● **PROVIDED RECORDS**
[start]
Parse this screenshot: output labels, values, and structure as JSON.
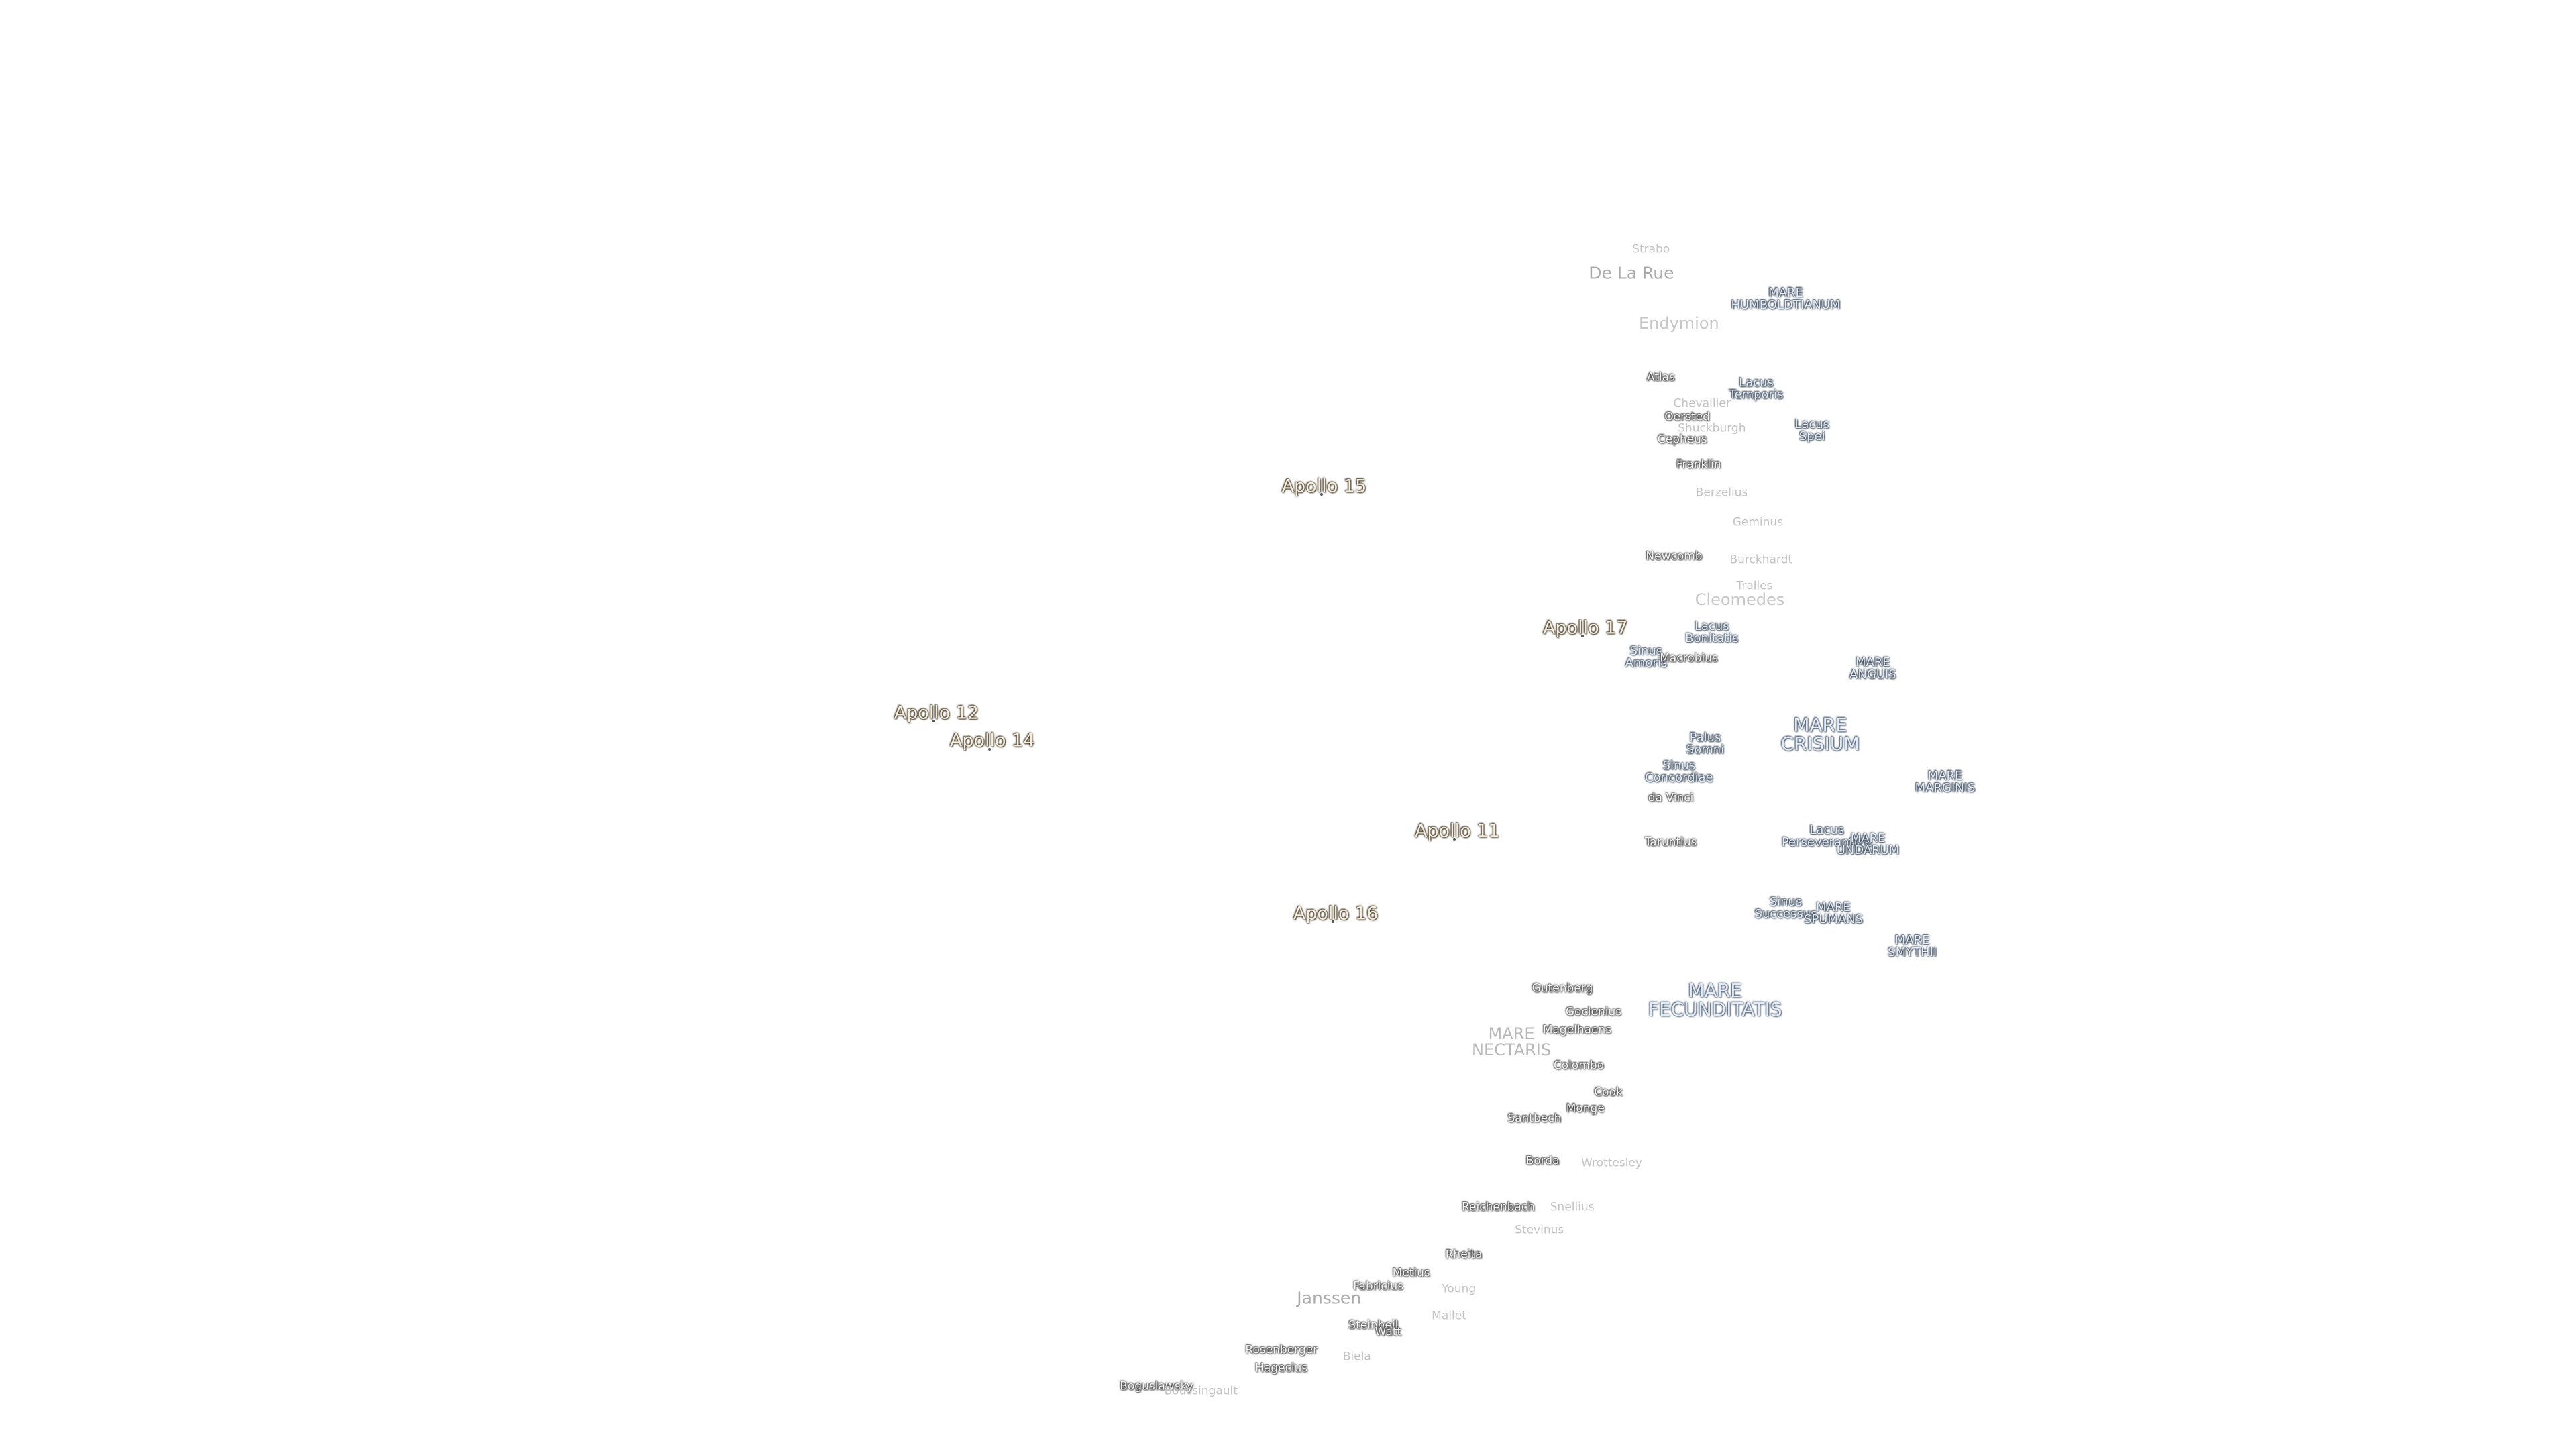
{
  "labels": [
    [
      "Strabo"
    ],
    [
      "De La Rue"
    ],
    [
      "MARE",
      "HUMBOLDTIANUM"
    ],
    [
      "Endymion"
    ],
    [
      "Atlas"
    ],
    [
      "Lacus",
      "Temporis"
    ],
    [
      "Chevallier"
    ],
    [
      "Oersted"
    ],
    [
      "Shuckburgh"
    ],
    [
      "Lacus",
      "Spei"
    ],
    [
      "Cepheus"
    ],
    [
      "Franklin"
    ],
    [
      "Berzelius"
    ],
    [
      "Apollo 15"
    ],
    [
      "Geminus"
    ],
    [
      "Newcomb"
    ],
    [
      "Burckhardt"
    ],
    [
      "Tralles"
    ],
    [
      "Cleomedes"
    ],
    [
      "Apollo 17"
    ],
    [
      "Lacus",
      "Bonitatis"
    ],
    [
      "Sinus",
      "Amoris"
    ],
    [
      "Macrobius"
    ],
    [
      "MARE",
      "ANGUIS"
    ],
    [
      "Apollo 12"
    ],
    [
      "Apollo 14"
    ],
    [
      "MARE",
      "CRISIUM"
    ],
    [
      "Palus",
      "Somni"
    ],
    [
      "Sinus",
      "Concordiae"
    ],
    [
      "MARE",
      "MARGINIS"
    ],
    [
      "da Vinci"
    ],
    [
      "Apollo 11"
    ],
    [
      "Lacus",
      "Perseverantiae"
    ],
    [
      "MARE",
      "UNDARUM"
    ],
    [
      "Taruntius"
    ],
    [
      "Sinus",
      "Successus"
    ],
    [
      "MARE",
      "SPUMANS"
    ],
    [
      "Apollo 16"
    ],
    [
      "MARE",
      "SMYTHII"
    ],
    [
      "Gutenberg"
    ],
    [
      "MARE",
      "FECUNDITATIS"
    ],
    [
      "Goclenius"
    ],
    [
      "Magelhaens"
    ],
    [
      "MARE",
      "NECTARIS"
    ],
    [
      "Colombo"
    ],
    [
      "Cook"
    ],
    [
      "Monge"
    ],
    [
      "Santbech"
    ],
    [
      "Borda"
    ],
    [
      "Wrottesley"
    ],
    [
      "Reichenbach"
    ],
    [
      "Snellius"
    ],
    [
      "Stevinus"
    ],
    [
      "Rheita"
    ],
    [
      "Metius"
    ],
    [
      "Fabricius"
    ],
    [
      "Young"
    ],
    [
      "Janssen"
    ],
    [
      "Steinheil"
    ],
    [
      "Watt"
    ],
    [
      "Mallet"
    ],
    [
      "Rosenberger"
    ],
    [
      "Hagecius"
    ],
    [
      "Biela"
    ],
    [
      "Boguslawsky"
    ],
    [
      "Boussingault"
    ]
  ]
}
[end]
● **WRITTEN EXERCISE**
Quote the entries in full. Any image among them is to be omitted from the copy.

● **THE OUTPUT**
Parse this screenshot: output labels, values, and structure as JSON.
{
  "labels": [
    [
      "Strabo"
    ],
    [
      "De La Rue"
    ],
    [
      "MARE",
      "HUMBOLDTIANUM"
    ],
    [
      "Endymion"
    ],
    [
      "Atlas"
    ],
    [
      "Lacus",
      "Temporis"
    ],
    [
      "Chevallier"
    ],
    [
      "Oersted"
    ],
    [
      "Shuckburgh"
    ],
    [
      "Lacus",
      "Spei"
    ],
    [
      "Cepheus"
    ],
    [
      "Franklin"
    ],
    [
      "Berzelius"
    ],
    [
      "Apollo 15"
    ],
    [
      "Geminus"
    ],
    [
      "Newcomb"
    ],
    [
      "Burckhardt"
    ],
    [
      "Tralles"
    ],
    [
      "Cleomedes"
    ],
    [
      "Apollo 17"
    ],
    [
      "Lacus",
      "Bonitatis"
    ],
    [
      "Sinus",
      "Amoris"
    ],
    [
      "Macrobius"
    ],
    [
      "MARE",
      "ANGUIS"
    ],
    [
      "Apollo 12"
    ],
    [
      "Apollo 14"
    ],
    [
      "MARE",
      "CRISIUM"
    ],
    [
      "Palus",
      "Somni"
    ],
    [
      "Sinus",
      "Concordiae"
    ],
    [
      "MARE",
      "MARGINIS"
    ],
    [
      "da Vinci"
    ],
    [
      "Apollo 11"
    ],
    [
      "Lacus",
      "Perseverantiae"
    ],
    [
      "MARE",
      "UNDARUM"
    ],
    [
      "Taruntius"
    ],
    [
      "Sinus",
      "Successus"
    ],
    [
      "MARE",
      "SPUMANS"
    ],
    [
      "Apollo 16"
    ],
    [
      "MARE",
      "SMYTHII"
    ],
    [
      "Gutenberg"
    ],
    [
      "MARE",
      "FECUNDITATIS"
    ],
    [
      "Goclenius"
    ],
    [
      "Magelhaens"
    ],
    [
      "MARE",
      "NECTARIS"
    ],
    [
      "Colombo"
    ],
    [
      "Cook"
    ],
    [
      "Monge"
    ],
    [
      "Santbech"
    ],
    [
      "Borda"
    ],
    [
      "Wrottesley"
    ],
    [
      "Reichenbach"
    ],
    [
      "Snellius"
    ],
    [
      "Stevinus"
    ],
    [
      "Rheita"
    ],
    [
      "Metius"
    ],
    [
      "Fabricius"
    ],
    [
      "Young"
    ],
    [
      "Janssen"
    ],
    [
      "Steinheil"
    ],
    [
      "Watt"
    ],
    [
      "Mallet"
    ],
    [
      "Rosenberger"
    ],
    [
      "Hagecius"
    ],
    [
      "Biela"
    ],
    [
      "Boguslawsky"
    ],
    [
      "Boussingault"
    ]
  ]
}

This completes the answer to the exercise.